→ **EXERCISE BRIEF**
Copy out every line of the listing with no changes.

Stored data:
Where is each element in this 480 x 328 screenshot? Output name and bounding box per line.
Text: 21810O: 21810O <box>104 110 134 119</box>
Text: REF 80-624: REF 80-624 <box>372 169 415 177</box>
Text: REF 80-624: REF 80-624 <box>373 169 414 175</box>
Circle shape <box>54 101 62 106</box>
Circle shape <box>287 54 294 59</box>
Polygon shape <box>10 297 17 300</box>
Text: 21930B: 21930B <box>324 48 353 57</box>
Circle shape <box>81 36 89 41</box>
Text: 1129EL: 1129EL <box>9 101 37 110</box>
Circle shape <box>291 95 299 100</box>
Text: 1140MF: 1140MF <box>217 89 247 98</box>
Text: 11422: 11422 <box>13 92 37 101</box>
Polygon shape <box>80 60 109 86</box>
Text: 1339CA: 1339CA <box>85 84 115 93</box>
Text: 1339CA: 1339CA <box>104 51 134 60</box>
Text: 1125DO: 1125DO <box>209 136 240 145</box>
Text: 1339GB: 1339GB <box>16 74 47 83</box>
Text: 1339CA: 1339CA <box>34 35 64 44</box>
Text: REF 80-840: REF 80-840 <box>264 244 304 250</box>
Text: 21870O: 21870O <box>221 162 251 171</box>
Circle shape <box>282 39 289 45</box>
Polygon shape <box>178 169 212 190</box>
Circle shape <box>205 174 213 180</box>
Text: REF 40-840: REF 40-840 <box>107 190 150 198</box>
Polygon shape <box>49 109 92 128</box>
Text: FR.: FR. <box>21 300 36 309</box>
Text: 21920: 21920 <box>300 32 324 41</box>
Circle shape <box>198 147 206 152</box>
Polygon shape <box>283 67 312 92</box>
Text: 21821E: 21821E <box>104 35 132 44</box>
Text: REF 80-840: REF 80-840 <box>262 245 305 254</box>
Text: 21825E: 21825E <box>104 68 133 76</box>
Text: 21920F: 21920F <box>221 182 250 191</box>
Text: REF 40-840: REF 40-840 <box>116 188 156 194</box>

→ **RESULT**
Where is each element in this 480 x 328 screenshot? Output name and bounding box per line.
Text: 21810O: 21810O <box>104 110 134 119</box>
Text: REF 80-624: REF 80-624 <box>372 169 415 177</box>
Text: REF 80-624: REF 80-624 <box>373 169 414 175</box>
Circle shape <box>54 101 62 106</box>
Circle shape <box>287 54 294 59</box>
Polygon shape <box>10 297 17 300</box>
Text: 21930B: 21930B <box>324 48 353 57</box>
Circle shape <box>81 36 89 41</box>
Text: 1129EL: 1129EL <box>9 101 37 110</box>
Circle shape <box>291 95 299 100</box>
Text: 1140MF: 1140MF <box>217 89 247 98</box>
Text: 11422: 11422 <box>13 92 37 101</box>
Polygon shape <box>80 60 109 86</box>
Text: 1339CA: 1339CA <box>85 84 115 93</box>
Text: 1339CA: 1339CA <box>104 51 134 60</box>
Text: 1125DO: 1125DO <box>209 136 240 145</box>
Text: 1339GB: 1339GB <box>16 74 47 83</box>
Text: 1339CA: 1339CA <box>34 35 64 44</box>
Text: REF 80-840: REF 80-840 <box>264 244 304 250</box>
Text: 21870O: 21870O <box>221 162 251 171</box>
Circle shape <box>282 39 289 45</box>
Polygon shape <box>178 169 212 190</box>
Circle shape <box>205 174 213 180</box>
Text: REF 40-840: REF 40-840 <box>107 190 150 198</box>
Polygon shape <box>49 109 92 128</box>
Text: FR.: FR. <box>21 300 36 309</box>
Text: 21920: 21920 <box>300 32 324 41</box>
Circle shape <box>198 147 206 152</box>
Polygon shape <box>283 67 312 92</box>
Text: 21821E: 21821E <box>104 35 132 44</box>
Text: REF 80-840: REF 80-840 <box>262 245 305 254</box>
Text: 21825E: 21825E <box>104 68 133 76</box>
Text: 21920F: 21920F <box>221 182 250 191</box>
Text: REF 40-840: REF 40-840 <box>116 188 156 194</box>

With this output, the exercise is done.